#### [Problem description]
Every record must be transcribed in its entirety, apart from the images, which are to be omitted.

>> START Records to process

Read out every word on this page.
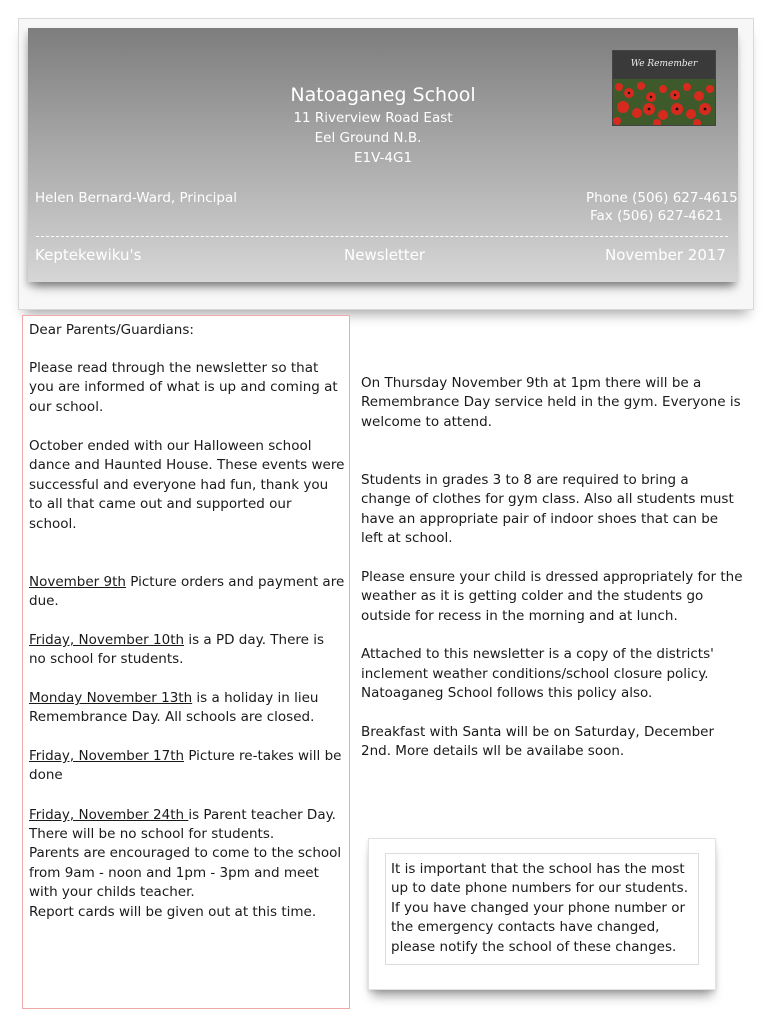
Natoaganeg School
11 Riverview Road East
Eel Ground N.B.
E1V-4G1
We Remember
Helen Bernard-Ward, Principal	Phone (506) 627-4615
Fax (506) 627-4621
Keptekewiku's	Newsletter	November 2017

Dear Parents/Guardians:

Please read through the newsletter so that

you are informed of what is up and coming at

our school.

October ended with our Halloween school

dance and Haunted House. These events were

successful and everyone had fun, thank you

to all that came out and supported our

school.

November 9th Picture orders and payment are

due.

Friday, November 10th is a PD day. There is

no school for students.

Monday November 13th is a holiday in lieu

Remembrance Day. All schools are closed.

Friday, November 17th Picture re-takes will be

done

Friday, November 24th is Parent teacher Day.

There will be no school for students.

Parents are encouraged to come to the school

from 9am - noon and 1pm - 3pm and meet

with your childs teacher.

Report cards will be given out at this time.

On Thursday November 9th at 1pm there will be a

Remembrance Day service held in the gym. Everyone is

welcome to attend.

Students in grades 3 to 8 are required to bring a

change of clothes for gym class. Also all students must

have an appropriate pair of indoor shoes that can be

left at school.

Please ensure your child is dressed appropriately for the

weather as it is getting colder and the students go

outside for recess in the morning and at lunch.

Attached to this newsletter is a copy of the districts'

inclement weather conditions/school closure policy.

Natoaganeg School follows this policy also.

Breakfast with Santa will be on Saturday, December

2nd. More details wll be availabe soon.

It is important that the school has the most

up to date phone numbers for our students.

If you have changed your phone number or

the emergency contacts have changed,

please notify the school of these changes.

>> END Records to process

#### [The reply]
Read out every word on this page.
Natoaganeg School
11 Riverview Road East
Eel Ground N.B.
E1V-4G1
We Remember
Helen Bernard-Ward, Principal	Phone (506) 627-4615
Fax (506) 627-4621
Keptekewiku's	Newsletter	November 2017

Dear Parents/Guardians:

Please read through the newsletter so that

you are informed of what is up and coming at

our school.

October ended with our Halloween school

dance and Haunted House. These events were

successful and everyone had fun, thank you

to all that came out and supported our

school.

November 9th Picture orders and payment are

due.

Friday, November 10th is a PD day. There is

no school for students.

Monday November 13th is a holiday in lieu

Remembrance Day. All schools are closed.

Friday, November 17th Picture re-takes will be

done

Friday, November 24th is Parent teacher Day.

There will be no school for students.

Parents are encouraged to come to the school

from 9am - noon and 1pm - 3pm and meet

with your childs teacher.

Report cards will be given out at this time.

On Thursday November 9th at 1pm there will be a

Remembrance Day service held in the gym. Everyone is

welcome to attend.

Students in grades 3 to 8 are required to bring a

change of clothes for gym class. Also all students must

have an appropriate pair of indoor shoes that can be

left at school.

Please ensure your child is dressed appropriately for the

weather as it is getting colder and the students go

outside for recess in the morning and at lunch.

Attached to this newsletter is a copy of the districts'

inclement weather conditions/school closure policy.

Natoaganeg School follows this policy also.

Breakfast with Santa will be on Saturday, December

2nd. More details wll be availabe soon.

It is important that the school has the most

up to date phone numbers for our students.

If you have changed your phone number or

the emergency contacts have changed,

please notify the school of these changes.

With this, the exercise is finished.